What you have to do:
Transcribe the records below exactly as they appear, omitting any pictures.

Provided data:

-- Start --

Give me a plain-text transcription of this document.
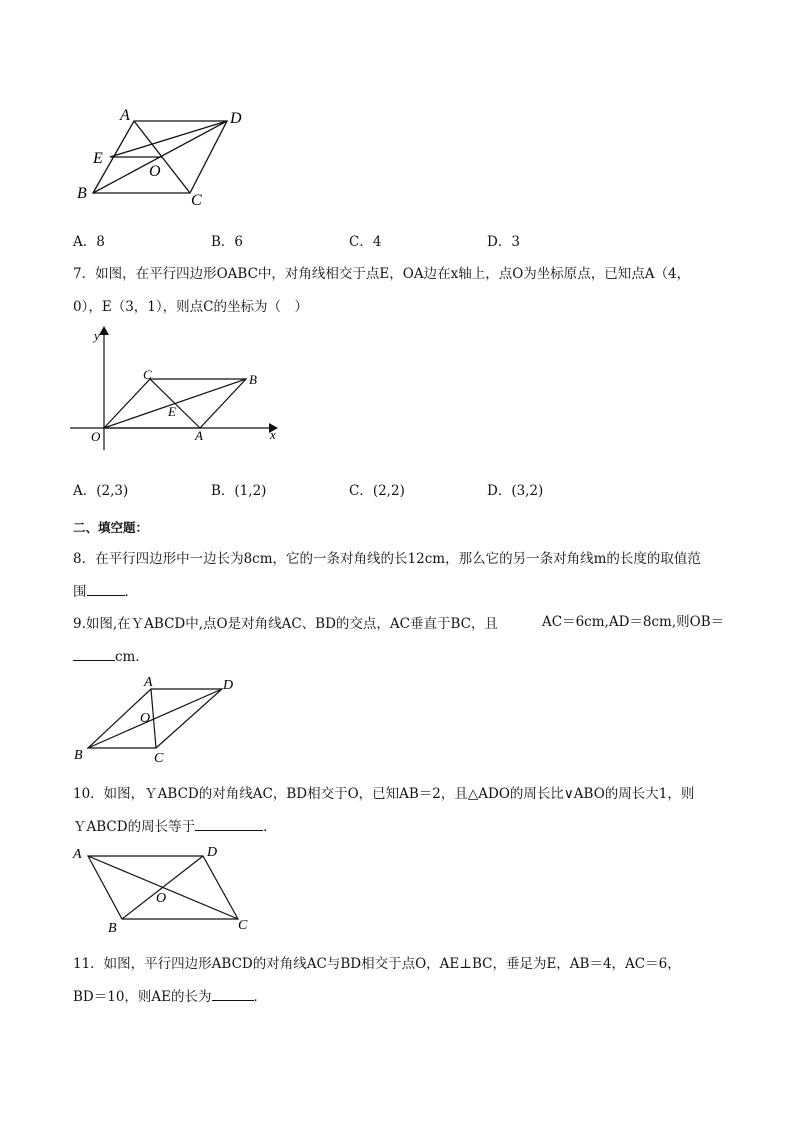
A	D
E
O
B	C
A．8	B．6	C．4	D．3
7．如图，在平行四边形OABC中，对角线相交于点E，OA边在x轴上，点O为坐标原点，已知点A（4，
0），E（3，1），则点C的坐标为（　）
y
C	B
E
O	A	x
A．(2,3)	B．(1,2)	C．(2,2)	D．(3,2)
二、填空题：
8．在平行四边形中一边长为8cm，它的一条对角线的长12cm，那么它的另一条对角线m的长度的取值范
围	．
9.如图,在ＹABCD中,点O是对角线AC、BD的交点，AC垂直于BC，且	AC＝6cm,AD＝8cm,则OB＝
cm．
A	D
O
B	C
10．如图，ＹABCD的对角线AC，BD相交于O，已知AB＝2，且△ADO的周长比∨ABO的周长大1，则
ＹABCD的周长等于	．
A	D
O
B	C
11．如图，平行四边形ABCD的对角线AC与BD相交于点O，AE⊥BC，垂足为E，AB＝4，AC＝6，
BD＝10，则AE的长为	．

-- End --

Output of the task:
Give me a plain-text transcription of this document.
A	D
E
O
B	C
A．8	B．6	C．4	D．3
7．如图，在平行四边形OABC中，对角线相交于点E，OA边在x轴上，点O为坐标原点，已知点A（4，
0），E（3，1），则点C的坐标为（　）
y
C	B
E
O	A	x
A．(2,3)	B．(1,2)	C．(2,2)	D．(3,2)
二、填空题：
8．在平行四边形中一边长为8cm，它的一条对角线的长12cm，那么它的另一条对角线m的长度的取值范
围	．
9.如图,在ＹABCD中,点O是对角线AC、BD的交点，AC垂直于BC，且	AC＝6cm,AD＝8cm,则OB＝
cm．
A	D
O
B	C
10．如图，ＹABCD的对角线AC，BD相交于O，已知AB＝2，且△ADO的周长比∨ABO的周长大1，则
ＹABCD的周长等于	．
A	D
O
B	C
11．如图，平行四边形ABCD的对角线AC与BD相交于点O，AE⊥BC，垂足为E，AB＝4，AC＝6，
BD＝10，则AE的长为	．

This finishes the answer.